■ Short task ■
Wherever "with" appears in a line, list that line.

[Items from a dataset]

+++

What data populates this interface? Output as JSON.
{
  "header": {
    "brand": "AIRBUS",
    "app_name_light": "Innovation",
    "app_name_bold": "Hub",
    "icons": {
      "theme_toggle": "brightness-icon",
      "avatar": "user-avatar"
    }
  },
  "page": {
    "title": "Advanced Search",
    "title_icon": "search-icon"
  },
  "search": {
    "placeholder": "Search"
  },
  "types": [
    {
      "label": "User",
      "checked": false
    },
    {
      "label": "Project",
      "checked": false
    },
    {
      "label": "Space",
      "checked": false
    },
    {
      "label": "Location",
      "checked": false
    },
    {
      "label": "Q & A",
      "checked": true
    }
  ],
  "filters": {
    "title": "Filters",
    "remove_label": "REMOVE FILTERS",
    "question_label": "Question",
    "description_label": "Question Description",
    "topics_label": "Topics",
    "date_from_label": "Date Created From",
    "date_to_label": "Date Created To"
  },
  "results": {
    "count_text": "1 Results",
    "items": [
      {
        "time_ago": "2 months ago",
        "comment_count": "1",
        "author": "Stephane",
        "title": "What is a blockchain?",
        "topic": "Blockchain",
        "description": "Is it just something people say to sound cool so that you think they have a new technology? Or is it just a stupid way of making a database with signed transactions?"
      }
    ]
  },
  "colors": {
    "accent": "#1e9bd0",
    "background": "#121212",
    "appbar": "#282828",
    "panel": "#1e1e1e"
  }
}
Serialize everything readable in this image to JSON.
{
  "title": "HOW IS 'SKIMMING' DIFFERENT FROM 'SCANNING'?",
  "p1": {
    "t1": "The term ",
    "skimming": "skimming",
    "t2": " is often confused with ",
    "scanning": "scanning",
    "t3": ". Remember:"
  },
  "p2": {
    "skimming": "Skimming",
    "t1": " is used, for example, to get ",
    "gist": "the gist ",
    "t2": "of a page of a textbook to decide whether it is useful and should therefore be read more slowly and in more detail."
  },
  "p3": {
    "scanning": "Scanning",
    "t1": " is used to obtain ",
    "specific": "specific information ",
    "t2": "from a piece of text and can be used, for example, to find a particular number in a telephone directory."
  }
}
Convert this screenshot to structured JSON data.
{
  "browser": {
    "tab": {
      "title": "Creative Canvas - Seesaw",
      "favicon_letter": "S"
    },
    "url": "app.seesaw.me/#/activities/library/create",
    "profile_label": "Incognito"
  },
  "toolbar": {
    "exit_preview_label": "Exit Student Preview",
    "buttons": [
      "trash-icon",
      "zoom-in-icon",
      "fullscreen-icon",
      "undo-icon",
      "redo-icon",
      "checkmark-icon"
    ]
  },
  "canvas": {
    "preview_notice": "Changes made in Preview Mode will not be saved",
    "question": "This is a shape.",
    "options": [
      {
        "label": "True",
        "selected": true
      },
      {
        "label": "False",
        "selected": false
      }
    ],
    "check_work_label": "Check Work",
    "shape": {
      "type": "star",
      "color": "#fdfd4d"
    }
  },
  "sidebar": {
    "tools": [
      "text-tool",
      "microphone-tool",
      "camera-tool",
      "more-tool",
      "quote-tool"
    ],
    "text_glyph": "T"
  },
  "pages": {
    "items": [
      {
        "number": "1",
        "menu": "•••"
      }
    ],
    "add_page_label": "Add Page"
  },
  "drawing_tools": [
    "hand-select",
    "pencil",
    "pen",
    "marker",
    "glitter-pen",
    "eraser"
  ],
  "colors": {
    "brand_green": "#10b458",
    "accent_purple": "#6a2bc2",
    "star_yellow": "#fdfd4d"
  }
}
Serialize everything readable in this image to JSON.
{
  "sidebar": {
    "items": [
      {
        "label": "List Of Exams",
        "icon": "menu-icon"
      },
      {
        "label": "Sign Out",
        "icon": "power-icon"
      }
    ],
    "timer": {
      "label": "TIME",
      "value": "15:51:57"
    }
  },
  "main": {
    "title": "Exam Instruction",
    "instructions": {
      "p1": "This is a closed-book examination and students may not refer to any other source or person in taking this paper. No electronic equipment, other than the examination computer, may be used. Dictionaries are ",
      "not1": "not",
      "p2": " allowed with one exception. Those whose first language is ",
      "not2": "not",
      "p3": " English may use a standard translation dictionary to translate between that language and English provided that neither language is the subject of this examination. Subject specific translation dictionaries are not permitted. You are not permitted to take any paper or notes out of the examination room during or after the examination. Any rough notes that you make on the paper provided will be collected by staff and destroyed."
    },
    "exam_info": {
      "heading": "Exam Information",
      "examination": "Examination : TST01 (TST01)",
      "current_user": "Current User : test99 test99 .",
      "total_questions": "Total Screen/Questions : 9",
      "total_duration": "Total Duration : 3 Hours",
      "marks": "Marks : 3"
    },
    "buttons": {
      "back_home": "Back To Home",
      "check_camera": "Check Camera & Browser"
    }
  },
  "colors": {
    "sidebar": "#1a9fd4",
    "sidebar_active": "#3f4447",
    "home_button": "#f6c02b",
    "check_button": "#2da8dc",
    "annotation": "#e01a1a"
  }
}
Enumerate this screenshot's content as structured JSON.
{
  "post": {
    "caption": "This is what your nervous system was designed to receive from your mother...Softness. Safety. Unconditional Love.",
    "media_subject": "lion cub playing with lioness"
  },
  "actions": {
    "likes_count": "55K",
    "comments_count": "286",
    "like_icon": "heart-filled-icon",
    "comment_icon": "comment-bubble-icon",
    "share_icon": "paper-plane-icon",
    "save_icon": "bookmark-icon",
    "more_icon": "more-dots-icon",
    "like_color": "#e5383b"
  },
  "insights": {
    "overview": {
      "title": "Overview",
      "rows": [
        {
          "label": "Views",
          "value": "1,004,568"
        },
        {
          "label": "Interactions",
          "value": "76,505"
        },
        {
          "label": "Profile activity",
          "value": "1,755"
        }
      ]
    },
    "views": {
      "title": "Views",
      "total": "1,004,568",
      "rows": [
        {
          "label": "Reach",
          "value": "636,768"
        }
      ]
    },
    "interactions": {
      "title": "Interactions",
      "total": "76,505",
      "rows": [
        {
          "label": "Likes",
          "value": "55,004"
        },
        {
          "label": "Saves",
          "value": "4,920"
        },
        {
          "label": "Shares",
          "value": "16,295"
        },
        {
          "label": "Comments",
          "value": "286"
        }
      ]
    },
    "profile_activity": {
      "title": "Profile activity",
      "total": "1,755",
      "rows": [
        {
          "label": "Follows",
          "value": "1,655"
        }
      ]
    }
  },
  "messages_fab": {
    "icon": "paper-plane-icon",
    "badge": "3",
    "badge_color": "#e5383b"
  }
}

+++

■ Solved exercise ■
        "description": "Is it just something people say to sound cool so that you think they have a new technology? Or is it just a stupid way of making a database with signed transactions?"
    "t2": " is often confused with ",
      "p2": " allowed with one exception. Those whose first language is ",
    "media_subject": "lion cub playing with lioness"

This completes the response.